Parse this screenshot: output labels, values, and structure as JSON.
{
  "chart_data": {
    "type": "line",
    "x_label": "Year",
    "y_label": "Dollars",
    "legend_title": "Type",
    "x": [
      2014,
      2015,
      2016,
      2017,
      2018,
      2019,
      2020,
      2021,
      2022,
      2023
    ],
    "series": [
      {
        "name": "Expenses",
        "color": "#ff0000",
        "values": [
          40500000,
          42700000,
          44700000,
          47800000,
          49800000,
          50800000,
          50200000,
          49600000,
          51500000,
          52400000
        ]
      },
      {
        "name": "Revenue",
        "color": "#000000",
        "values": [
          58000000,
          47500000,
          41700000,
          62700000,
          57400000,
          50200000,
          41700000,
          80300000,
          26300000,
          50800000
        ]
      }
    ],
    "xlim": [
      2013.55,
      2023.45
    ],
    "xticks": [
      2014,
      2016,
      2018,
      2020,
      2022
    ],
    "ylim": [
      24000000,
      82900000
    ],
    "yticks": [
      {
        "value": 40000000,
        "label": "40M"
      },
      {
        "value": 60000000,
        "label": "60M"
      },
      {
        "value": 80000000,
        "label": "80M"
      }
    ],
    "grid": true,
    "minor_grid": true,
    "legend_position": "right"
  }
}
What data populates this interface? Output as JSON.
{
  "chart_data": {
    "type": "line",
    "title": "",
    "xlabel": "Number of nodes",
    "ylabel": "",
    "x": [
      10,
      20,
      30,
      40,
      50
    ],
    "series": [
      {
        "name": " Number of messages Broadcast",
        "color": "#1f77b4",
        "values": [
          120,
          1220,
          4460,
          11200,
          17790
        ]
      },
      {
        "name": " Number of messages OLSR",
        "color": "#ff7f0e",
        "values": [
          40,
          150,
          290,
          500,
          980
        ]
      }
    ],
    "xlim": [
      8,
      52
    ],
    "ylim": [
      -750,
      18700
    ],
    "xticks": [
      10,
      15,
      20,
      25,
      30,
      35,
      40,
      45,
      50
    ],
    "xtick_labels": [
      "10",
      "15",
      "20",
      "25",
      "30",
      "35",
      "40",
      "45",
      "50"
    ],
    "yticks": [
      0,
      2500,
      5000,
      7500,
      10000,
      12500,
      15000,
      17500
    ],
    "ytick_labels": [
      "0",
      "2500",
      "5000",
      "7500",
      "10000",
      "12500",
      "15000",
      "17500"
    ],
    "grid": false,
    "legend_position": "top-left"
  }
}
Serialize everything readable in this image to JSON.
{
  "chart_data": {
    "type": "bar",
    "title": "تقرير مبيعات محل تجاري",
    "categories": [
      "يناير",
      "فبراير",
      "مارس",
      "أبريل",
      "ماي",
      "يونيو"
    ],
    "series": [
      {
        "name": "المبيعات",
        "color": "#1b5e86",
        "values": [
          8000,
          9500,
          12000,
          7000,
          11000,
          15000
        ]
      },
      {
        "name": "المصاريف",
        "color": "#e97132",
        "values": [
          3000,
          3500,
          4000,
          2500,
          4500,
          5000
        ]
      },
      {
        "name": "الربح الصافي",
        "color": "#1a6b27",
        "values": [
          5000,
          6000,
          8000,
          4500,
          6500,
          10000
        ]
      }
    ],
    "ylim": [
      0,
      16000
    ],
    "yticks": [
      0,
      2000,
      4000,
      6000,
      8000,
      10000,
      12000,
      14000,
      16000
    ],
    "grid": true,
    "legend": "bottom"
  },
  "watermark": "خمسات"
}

═══

**THE PROBLEM**.
Exactly and only the lines from the line containing "Serialize everything readable" through the last line of the entries should be copied, both ends included.

**CORRECT OUTPUT**.
Serialize everything readable in this image to JSON.
{
  "chart_data": {
    "type": "bar",
    "title": "تقرير مبيعات محل تجاري",
    "categories": [
      "يناير",
      "فبراير",
      "مارس",
      "أبريل",
      "ماي",
      "يونيو"
    ],
    "series": [
      {
        "name": "المبيعات",
        "color": "#1b5e86",
        "values": [
          8000,
          9500,
          12000,
          7000,
          11000,
          15000
        ]
      },
      {
        "name": "المصاريف",
        "color": "#e97132",
        "values": [
          3000,
          3500,
          4000,
          2500,
          4500,
          5000
        ]
      },
      {
        "name": "الربح الصافي",
        "color": "#1a6b27",
        "values": [
          5000,
          6000,
          8000,
          4500,
          6500,
          10000
        ]
      }
    ],
    "ylim": [
      0,
      16000
    ],
    "yticks": [
      0,
      2000,
      4000,
      6000,
      8000,
      10000,
      12000,
      14000,
      16000
    ],
    "grid": true,
    "legend": "bottom"
  },
  "watermark": "خمسات"
}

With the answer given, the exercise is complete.